- **Records from a dataset**:
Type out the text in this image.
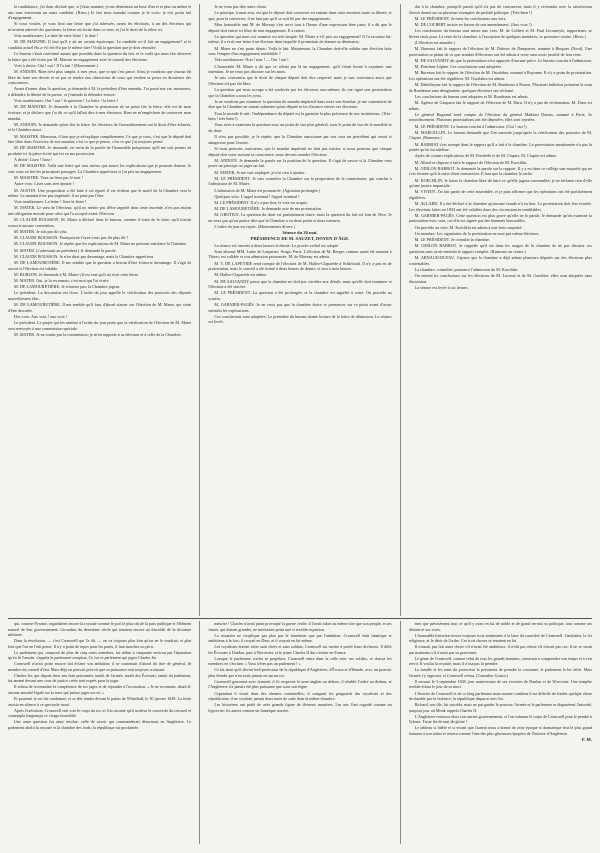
la candidature, j'ai donc déclaré que, si j'étais nommé, je me démettrais au bout d'un et et plus au même et ans sans traversant un autre candidat. (Rires.) Je fais mon mandat comme je le crois: je n'ai point fait d'engagement.

Si vous voulez, je vous lirai une lettre que j'ai adressée, avant les élections, à un des électeurs qui m'avaient adressé des questions; la lettre est écrite dans ce sens, et j'ai le droit de la relire ici.

Voix nombreuses: La date de cette lettre ! la date !

M. DE MAISTRE. Il faut qu'il y ait un certain équivoque. Le candidat a-t-il fait un engagement? et le candidat actuel élu a-t-il été élu par le même titre? Voilà la question que je dois résoudre.

Le bureau s'était conformé autant que possible dans la question du fait, et le voilà qui nous fait observer la lettre qui a été écrite par M. Maistre en engagement avec le conseil des électeurs.

Voix à droite: Oui ! oui ! Il l'a fait ! (Mouvement.)

M. ANDOIN. Rien n'est plus simple, à mes yeux, que ce qui s'est passé. Ainsi je voudrais que chacun fût libre de faire son devoir et ne pas se rendre aux obsessions de ceux qui veulent se poser en dictateurs des consciences.

Avant d'entrer dans la question, je demande à M. le président d'être entendu. J'ai passé ma vie, messieurs, à défendre la liberté de la presse, et j'entends la défendre encore.

Voix nombreuses: Oui ! oui ! la question ! La lettre ! la lettre !

M. DE MAISTRE. Je demande à la Chambre la permission de ne point lire la lettre; elle est de mon écriture, et je déclare que j'ai dit ce qu'il fallait dire à mes électeurs. Rien ne m'empêchera de conserver mon mandat.

M. ANDOIN. Je demande qu'on lise la lettre; les électeurs de l'arrondissement ont le droit d'être éclairés, et la Chambre aussi.

M. MAISTRE. Monsieur, il faut que je m'explique complètement. Ce que je crois, c'est que le député doit être libre dans l'exercice de son mandat; c'est ce que je pense, c'est ce que j'ai toujours pensé.

M. DE MAISTRE. Je demande, en vertu de la parole de l'honorable préopinant, qu'il me soit permis de produire ici la pièce écrite qui est en ma possession.

A droite: Lisez ! lisez !

M. DE MAISTRE. Voilà une lettre qui vaut mieux que toutes les explications que je pourrais donner. Je vais vous en lire les principaux passages. La Chambre appréciera si j'ai pris un engagement.

M. MAISTRE. Vous ne lisez pas le tout !

Autre voix: Lisez sans rien ajouter !

M. AUSTIN. Une proposition a été faite à cet égard; il est évident que le motif de la Chambre sera le même. Le mandat n'est pas impératif; il ne peut pas l'être.

Voix nombreuses: La lettre ! lisez la lettre !

M. MATER. Le vœu de l'électeur, qu'il ne mérite pas d'être rappelé dans cette enceinte, n'est pas moins une obligation morale pour celui qui l'a accepté avant l'élection.

M. CLAUDE BOUSSON. M. Mater a déclaré dans le bureau, comme il vient de le faire, qu'il n'avait souscrit aucune convention.

M. MATER. Je n'ai pas dit cela.

M. CLAUDE BOUSSON. Pourquoi ne l'avez-vous pas dit plus tôt ?

M. CLAUDE BOUSSON. Je répète que les explications de M. Mater ne peuvent satisfaire la Chambre.

M. MATER. (s'adressant au président.) Je demande la parole.

M. CLAUDE BOUSSON. Je n'en dirai pas davantage, mais la Chambre appréciera.

M. DE LAMOURETIÈRE. Il me semble que la question a besoin d'être éclaircie davantage. Il s'agit de savoir si l'élection est valable.

M. BURSON. Je demande à M. Mater s'il est vrai qu'il ait écrit cette lettre.

M. MATER. Oui, je la reconnais; c'est moi qui l'ai écrite.

M. DE LAMOURETIÈRE. Je n'insiste pas; la Chambre jugera.

Le président. La discussion est close. L'ordre du jour appelle la vérification des pouvoirs des députés nouvellement élus.

M. DE LAMOURETIÈRE. Il me semble qu'il faut d'abord statuer sur l'élection de M. Mater, qui vient d'être discutée.

Des voix: Aux voix ! aux voix !

Le président. Le projet qui les ramène à l'ordre du jour porte que la vérification de l'élection de M. Mater sera renvoyée à une commission spéciale.

M. MATER. Je ne crains pas la commission; je m'en rapporte à sa décision et à celle de la Chambre.

Je ne veux pas dire autre chose.

Le principe, à mon avis, est que le député doit conserver en entrant dans cette enceinte toute sa liberté, et que, pour la conserver, il ne faut pas qu'il se soit lié par des engagements.

Mon honorable ami M. de Mornay s'est servi tout à l'heure d'une expression bien juste; il a dit que le député doit entrer ici libre de tout engagement. Il a raison.

La question qui nous est soumise est très-simple: M. Mater a-t-il pris un engagement? Il l'a reconnu lui-même; il a écrit une lettre à un électeur dans laquelle il promettait de donner sa démission.

M. Mater ne s'est point démis. Voilà le fait. Maintenant, la Chambre doit-elle valider une élection faite sous l'empire d'un engagement semblable ?

Voix nombreuses: Non ! non ! — Oui ! oui !

L'honorable M. Mater a dit que ce n'était pas là un engagement; qu'il s'était borné à exprimer une intention. Je ne veux pas discuter sur les mots.

Je suis convaincu que le droit de chaque député doit être respecté; mais je suis convaincu aussi que l'élection n'a pas été libre.

La question qui nous occupe a été soulevée par les électeurs eux-mêmes; ils ont signé une protestation que la Chambre a sous les yeux.

Je ne voudrais pas examiner la question du mandat impératif dans toute son étendue; je me contenterai de dire que la Chambre ne saurait admettre qu'un député se lie d'avance envers ses électeurs.

Tout le monde le sait: l'indépendance du député est la garantie la plus précieuse de nos institutions. (Très-bien ! très-bien !)

Vous avez à examiner la question sous un point de vue plus général, sous le point de vue de la moralité et du droit.

Il n'est pas possible, je le répète, que la Chambre sanctionne par son vote un précédent qui serait si dangereux pour l'avenir.

Si nous pensons, messieurs, que le mandat impératif ne doit pas exister, si nous pensons que chaque député doit voter suivant sa conscience, nous devons annuler l'élection.

M. ANDOIN. Je demande la parole sur la position de la question. Il s'agit de savoir si la Chambre veut poser un principe ou juger un fait.

M. MATER. Je me suis expliqué; je n'ai rien à ajouter.

M. LE PRÉSIDENT. Je vais consulter la Chambre sur la proposition de la commission, qui conclut à l'admission de M. Mater.

L'admission de M. Mater est prononcée. (Agitation prolongée.)

Quelques voix: L'appel nominal ! l'appel nominal !

M. LE PRÉSIDENT. Il n'y a pas lieu; le vote est acquis.

M. DE LAMOURETIÈRE. Je demande acte de ma protestation.

M. GROTIUS. La question du droit est parfaitement claire, mais la question du fait est loin de l'être. Je ne veux pas qu'on puisse dire que la Chambre a eu deux poids et deux mesures.

L'ordre du jour est repris. (Mouvements divers.)

Séance du 26 mai.

PRÉSIDENCE DE M. SAUZET, DOYEN D'ÂGE.

La séance est ouverte à deux heures et demie. Le procès-verbal est adopté.

Sont absents MM. Laine de Lasperrie, Arago, Paris. L'élection de M. Berger, comme ayant été nommé à Thiers, est validée et son admission prononcée. M. de Mornay est admis.

M. Y, DE LAPEYRIE rend compte de l'élection de M. Hallez-Claparède à Schlestadt. Il n'y a pas eu de protestation, mais le conseil a été formé à deux heures de demie, et non à trois heures.

M. Hallez-Claparède est admis.

M. DE SALVANDY pense que la chambre ne doit pas s'arrêter aux détails, mais qu'elle doit examiner si l'élection a été sincère.

M. LE PRÉSIDENT. La question a été prolongée, et la chambre est appelée à voter. On procède au scrutin.

M. GARNIER-PAGÈS. Je ne crois pas que la chambre doive se prononcer sur ce point avant d'avoir entendu les explications.

Ces conclusions sont adoptées. Le président du bureau donne lecture de la lettre de démission. La séance est levée.

dra à la chambre, puisqu'il parait qu'il n'a pas de concurrent, mais il y reviendra avec la satisfaction d'avoir donné un ou plusieurs exemples de probité politique. (Très-bien !)

M. LE PRÉSIDENT. Je mets les conclusions aux voix.

M. DE COLBERT insiste en faveur de son amendement. (Aux voix !)

Les conclusions du bureau sont mises aux voix. M. de Colbert et M. Paul Lecouteyle, rapporteurs, se lèvent seuls pour. Le reste de la chambre, à l'exception de quelques membres, se prononce contre. (Rires.)

(L'élection est annulée.)

M. Bureaux fait le rapport de l'élection de M. Dubosc de Dampierre, nommé à Bergues (Nord). Une protestation se plaint de ce que nombre d'électeurs ont été admis à voter sans avoir justifié de leur cens.

M. DE SALVANDY dit que la protestation n'est appuyée d'aucune pièce. Le bureau conclut à l'admission.

M. Ponchon-Lépine. Ces conclusions sont adoptées.

M. Bureaux fait le rapport de l'élection de M. Ossalabra, nommé à Bayonne. Il n'y a point de protestation. Les opérations ont été régulières. M. Ossalabra est admis.

M. Debelleyme fait le rapport de l'élection de M. Rondeaux à Rouen. Plusieurs bulletins portaient le nom de Rondeaux sans désignation; quelques électeurs ont réclamé.

Les conclusions du bureau sont adoptées et M. Rondeaux est admis.

M. Agénor de Gasparin fait le rapport de l'élection de M. Daru. Il n'y a pas de réclamation. M. Daru est admis.

Le général Bugeaud rend compte de l'élection du général Mathieu Dumas, nommé à Paris, 3e arrondissement. Plusieurs protestations ont été déposées; elles sont rejetées.

M. LE PRÉSIDENT. Le bureau conclut à l'admission. (Oui ! oui !)

M. MARCELLIN. Le bureau demande que l'on surseoie jusqu'après la vérification des pouvoirs de M. Clapier. (Rumeurs.)

M. BARRIAT s'est trompé dans le rapport qu'il a fait à la chambre. La protestation mentionnée n'a pas la portée qu'on lui attribue.

Après de courtes explications de M. Fonfrède et de M. Clapier, M. Clapier est admis.

M. Allard se dispose à faire le rapport de l'élection de M. Koechlin.

M. ODILON BARROT. Je demande la parole sur le rapport. Il y a eu dans ce collège une majorité qui ne s'est formée qu'à la suite d'une transaction. Il faut que la chambre le sache.

M. KOECHLIN. Je laisse la chambre libre de faire ce qu'elle jugera convenable; je ne réclame rien d'elle qu'une justice impartiale.

M. VIVIEN. J'ai fait partie de cette assemblée, et je puis affirmer que les opérations ont été parfaitement régulières.

M. ALLARD. Il a été déclaré à la chambre qu'aucune fraude n'a eu lieu. La protestation doit être écartée. Les élections faites en 1833 ont été validées dans des circonstances semblables.

M. GARNIER-PAGÈS. Cette question est plus grave qu'elle ne le paraît. Je demande qu'on examine la protestation avec soin, car elle est signée par des hommes honorables.

On procède au vote; M. Koechlin est admis à une forte majorité.

Un membre: Les signataires de la protestation ne sont pas même électeurs.

M. LE PRÉSIDENT. Je consulte la chambre.

M. ODILON BARROT. Je rappelle qu'il est dans les usages de la chambre de ne pas discuter ces questions sans avoir entendu le rapport complet. (Rumeurs au centre.)

M. ARNAUD-DUFAU. J'ajoute que la chambre a déjà admis plusieurs députés sur des élections plus contestables.

La chambre, consultée, prononce l'admission de M. Koechlin.

On entend les conclusions sur les élections de M. Lacoste et de M. Gauthier; elles sont adoptées sans discussion.

La séance est levée à six heures.

qui, comme Pyrame, regardaient encore la royauté comme le port le plus sûr de la paix publique et l'élément naturel de leur gouvernement. Girondins du deuxième siècle qui tenaient encore au discrédit de la dictature militaire.

Dans la révolution, — c'est Cromwell qui l'a dit, — on va toujours plus loin qu'on ne le voudrait, et plus loin que l'on ne l'eût pensé. Il n'y a point de repos pour les partis, il faut marcher ou périr.

Le parlement qui, composé de plus de cinq cents membres, fut réduit à cinquante environ par l'épuration qu'en fit l'armée, s'appela le parlement-croupion. Ce fut ce parlement qui jugea Charles Ier.

Cromwell n'avait point encore fait éclater son ambition; il se contentait d'abord du titre de général, de membre du conseil d'état. Mais déjà on pouvait prévoir que sa puissance irait toujours croissant.

Charles Ier, qui depuis deux ans était prisonnier, tantôt de l'armée, tantôt des Écossais, tantôt du parlement, fut amené devant une cour de justice créée tout exprès pour le juger.

Il refusa de reconnaître la compétence de ses juges et de répondre à l'accusation. « Je ne reconnais, disait-il, aucune autorité légale sur la terre qui puisse juger un roi. »

Et pourtant le roi fut condamné, et sa tête tomba devant le palais de Whitehall, le 30 janvier 1649. La foule assista en silence à ce spectacle inouï.

Après l'exécution, Cromwell vint voir le corps du roi, et l'on raconte qu'il souleva le couvercle du cercueil et contempla longtemps ce visage immobile.

Une autre question fut ainsi résolue: celle de savoir qui commanderait désormais en Angleterre. Le parlement abolit la royauté et la chambre des lords; la république fut proclamée.

meurtre ! Charles n'avait point provoqué la guerre civile; il l'avait subie au même titre que son peuple, et ses fautes, qui étaient grandes, ne méritaient point une si terrible expiation.

La situation ne s'explique pas plus par le fanatisme que par l'ambition. Cromwell était fanatique et ambitieux à la fois; il croyait en Dieu, et il croyait en lui-même.

Les royalistes étaient alors sans chefs et sans soldats; Cromwell sut mettre à profit leurs divisions. Il défit les Écossais à Dunbar, puis à Worcester, et le jeune Charles II dut s'enfuir en France.

Lorsque le parlement voulut se perpétuer, Cromwell entra dans la salle avec ses soldats, et chassa les membres en s'écriant: « Vous n'êtes pas un parlement ! »

Ce fut ainsi qu'il devint lord-protecteur de la république d'Angleterre, d'Écosse et d'Irlande, avec un pouvoir plus étendu que n'en avait jamais eu aucun roi.

Cromwell gouverna avec fermeté; il fit respecter le nom anglais au dehors, il rétablit l'ordre au dedans, et l'Angleterre n'a jamais été plus puissante que sous son règne.

Cependant il vivait dans des alarmes continuelles; il craignait les poignards des royalistes et des républicains; il ne couchait jamais deux nuits de suite dans la même chambre.

Les historiens ont parlé de cette grande figure de diverses manières. Les uns l'ont regardé comme un hypocrite; les autres comme un fanatique sincère.

mes que précisément tout ce qu'il y avait en lui de noble et de grand servait sa politique, tout comme ses défauts et ses vices.

L'honorable historien trouve toujours trois sentiments à la base du caractère de Cromwell: l'ambition, la foi religieuse, et le désir de l'ordre. Ces trois choses se tenaient en lui.

Il n'aurait pas fait autre chose s'il n'avait été ambitieux; il n'eût pas réussi s'il n'avait pas cru; il ne se serait pas maintenu s'il n'avait pas su gouverner.

Le génie de Cromwell, comme celui de tous les grands hommes, consistait à comprendre son temps et à s'en servir. Il voulut la royauté, mais il n'osa pas la prendre.

La famille et les amis du protecteur le pressaient de prendre la couronne; le parlement la lui offrit. Mais l'armée s'y opposait, et Cromwell refusa. (Consulter Guizot.)

Il mourut le 3 septembre 1658, jour anniversaire de ses victoires de Dunbar et de Worcester. Une tempête terrible éclata le jour de sa mort.

L'histoire de Cromwell et de ce long parlement nous montre combien il est difficile de fonder quelque chose de durable par la violence; la république disparut avec lui.

Richard, son fils, lui succéda, mais ne put garder le pouvoir; l'armée et le parlement se disputèrent l'autorité, jusqu'au jour où Monk rappela Charles II.

L'Angleterre retrouva alors son ancien gouvernement, et l'on exhuma le corps de Cromwell pour le pendre à Tyburn. Triste fin de tant de gloire !

Le tableau si fidèle et si vivant que l'auteur nous a donné de cette époque si dramatique fera le plus grand honneur à son talent et restera comme l'une des plus glorieuses épopées de l'histoire d'Angleterre.

F. M.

- **Objective**:
Locate and copy each line in the data above that includes the word "questions".

- **Solved exercise**:
Si vous voulez, je vous lirai une lettre que j'ai adressée, avant les élections, à un des électeurs qui m'avaient adressé des questions; la lettre est écrite dans ce sens, et j'ai le droit de la relire ici.
M. ODILON BARROT. Je rappelle qu'il est dans les usages de la chambre de ne pas discuter ces questions sans avoir entendu le rapport complet. (Rumeurs au centre.)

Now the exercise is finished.